Data entries
****************************************

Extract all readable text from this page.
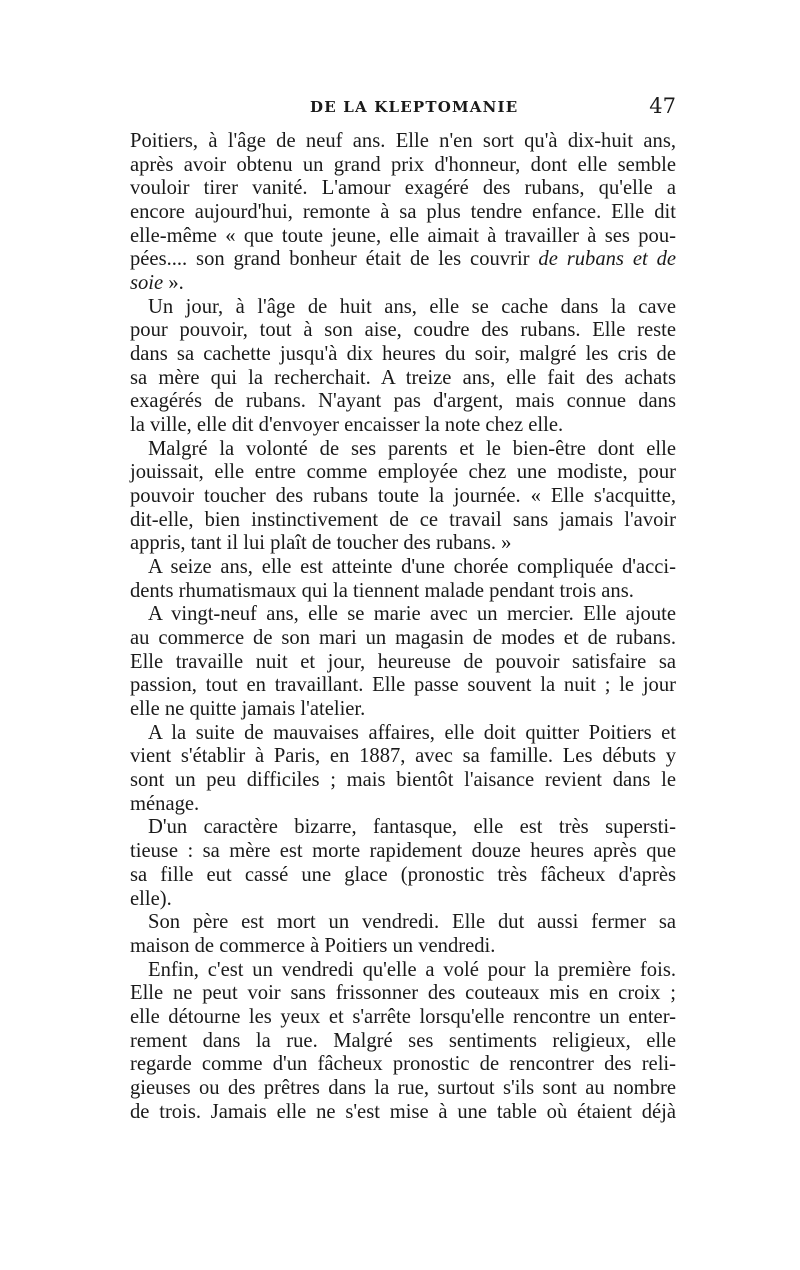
DE LA KLEPTOMANIE	47
Poitiers, à l'âge de neuf ans. Elle n'en sort qu'à dix-huit ans,
après avoir obtenu un grand prix d'honneur, dont elle semble
vouloir tirer vanité. L'amour exagéré des rubans, qu'elle a
encore aujourd'hui, remonte à sa plus tendre enfance. Elle dit
elle-même « que toute jeune, elle aimait à travailler à ses pou-
pées.... son grand bonheur était de les couvrir de rubans et de
soie ».
Un jour, à l'âge de huit ans, elle se cache dans la cave
pour pouvoir, tout à son aise, coudre des rubans. Elle reste
dans sa cachette jusqu'à dix heures du soir, malgré les cris de
sa mère qui la recherchait. A treize ans, elle fait des achats
exagérés de rubans. N'ayant pas d'argent, mais connue dans
la ville, elle dit d'envoyer encaisser la note chez elle.
Malgré la volonté de ses parents et le bien-être dont elle
jouissait, elle entre comme employée chez une modiste, pour
pouvoir toucher des rubans toute la journée. « Elle s'acquitte,
dit-elle, bien instinctivement de ce travail sans jamais l'avoir
appris, tant il lui plaît de toucher des rubans. »
A seize ans, elle est atteinte d'une chorée compliquée d'acci-
dents rhumatismaux qui la tiennent malade pendant trois ans.
A vingt-neuf ans, elle se marie avec un mercier. Elle ajoute
au commerce de son mari un magasin de modes et de rubans.
Elle travaille nuit et jour, heureuse de pouvoir satisfaire sa
passion, tout en travaillant. Elle passe souvent la nuit ; le jour
elle ne quitte jamais l'atelier.
A la suite de mauvaises affaires, elle doit quitter Poitiers et
vient s'établir à Paris, en 1887, avec sa famille. Les débuts y
sont un peu difficiles ; mais bientôt l'aisance revient dans le
ménage.
D'un caractère bizarre, fantasque, elle est très supersti-
tieuse : sa mère est morte rapidement douze heures après que
sa fille eut cassé une glace (pronostic très fâcheux d'après
elle).
Son père est mort un vendredi. Elle dut aussi fermer sa
maison de commerce à Poitiers un vendredi.
Enfin, c'est un vendredi qu'elle a volé pour la première fois.
Elle ne peut voir sans frissonner des couteaux mis en croix ;
elle détourne les yeux et s'arrête lorsqu'elle rencontre un enter-
rement dans la rue. Malgré ses sentiments religieux, elle
regarde comme d'un fâcheux pronostic de rencontrer des reli-
gieuses ou des prêtres dans la rue, surtout s'ils sont au nombre
de trois. Jamais elle ne s'est mise à une table où étaient déjà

****************************************

Set problem | Omit every image. Quote each record exactly.

Response for this exercise |
Extract all readable text from this page.
DE LA KLEPTOMANIE	47
Poitiers, à l'âge de neuf ans. Elle n'en sort qu'à dix-huit ans,
après avoir obtenu un grand prix d'honneur, dont elle semble
vouloir tirer vanité. L'amour exagéré des rubans, qu'elle a
encore aujourd'hui, remonte à sa plus tendre enfance. Elle dit
elle-même « que toute jeune, elle aimait à travailler à ses pou-
pées.... son grand bonheur était de les couvrir de rubans et de
soie ».
Un jour, à l'âge de huit ans, elle se cache dans la cave
pour pouvoir, tout à son aise, coudre des rubans. Elle reste
dans sa cachette jusqu'à dix heures du soir, malgré les cris de
sa mère qui la recherchait. A treize ans, elle fait des achats
exagérés de rubans. N'ayant pas d'argent, mais connue dans
la ville, elle dit d'envoyer encaisser la note chez elle.
Malgré la volonté de ses parents et le bien-être dont elle
jouissait, elle entre comme employée chez une modiste, pour
pouvoir toucher des rubans toute la journée. « Elle s'acquitte,
dit-elle, bien instinctivement de ce travail sans jamais l'avoir
appris, tant il lui plaît de toucher des rubans. »
A seize ans, elle est atteinte d'une chorée compliquée d'acci-
dents rhumatismaux qui la tiennent malade pendant trois ans.
A vingt-neuf ans, elle se marie avec un mercier. Elle ajoute
au commerce de son mari un magasin de modes et de rubans.
Elle travaille nuit et jour, heureuse de pouvoir satisfaire sa
passion, tout en travaillant. Elle passe souvent la nuit ; le jour
elle ne quitte jamais l'atelier.
A la suite de mauvaises affaires, elle doit quitter Poitiers et
vient s'établir à Paris, en 1887, avec sa famille. Les débuts y
sont un peu difficiles ; mais bientôt l'aisance revient dans le
ménage.
D'un caractère bizarre, fantasque, elle est très supersti-
tieuse : sa mère est morte rapidement douze heures après que
sa fille eut cassé une glace (pronostic très fâcheux d'après
elle).
Son père est mort un vendredi. Elle dut aussi fermer sa
maison de commerce à Poitiers un vendredi.
Enfin, c'est un vendredi qu'elle a volé pour la première fois.
Elle ne peut voir sans frissonner des couteaux mis en croix ;
elle détourne les yeux et s'arrête lorsqu'elle rencontre un enter-
rement dans la rue. Malgré ses sentiments religieux, elle
regarde comme d'un fâcheux pronostic de rencontrer des reli-
gieuses ou des prêtres dans la rue, surtout s'ils sont au nombre
de trois. Jamais elle ne s'est mise à une table où étaient déjà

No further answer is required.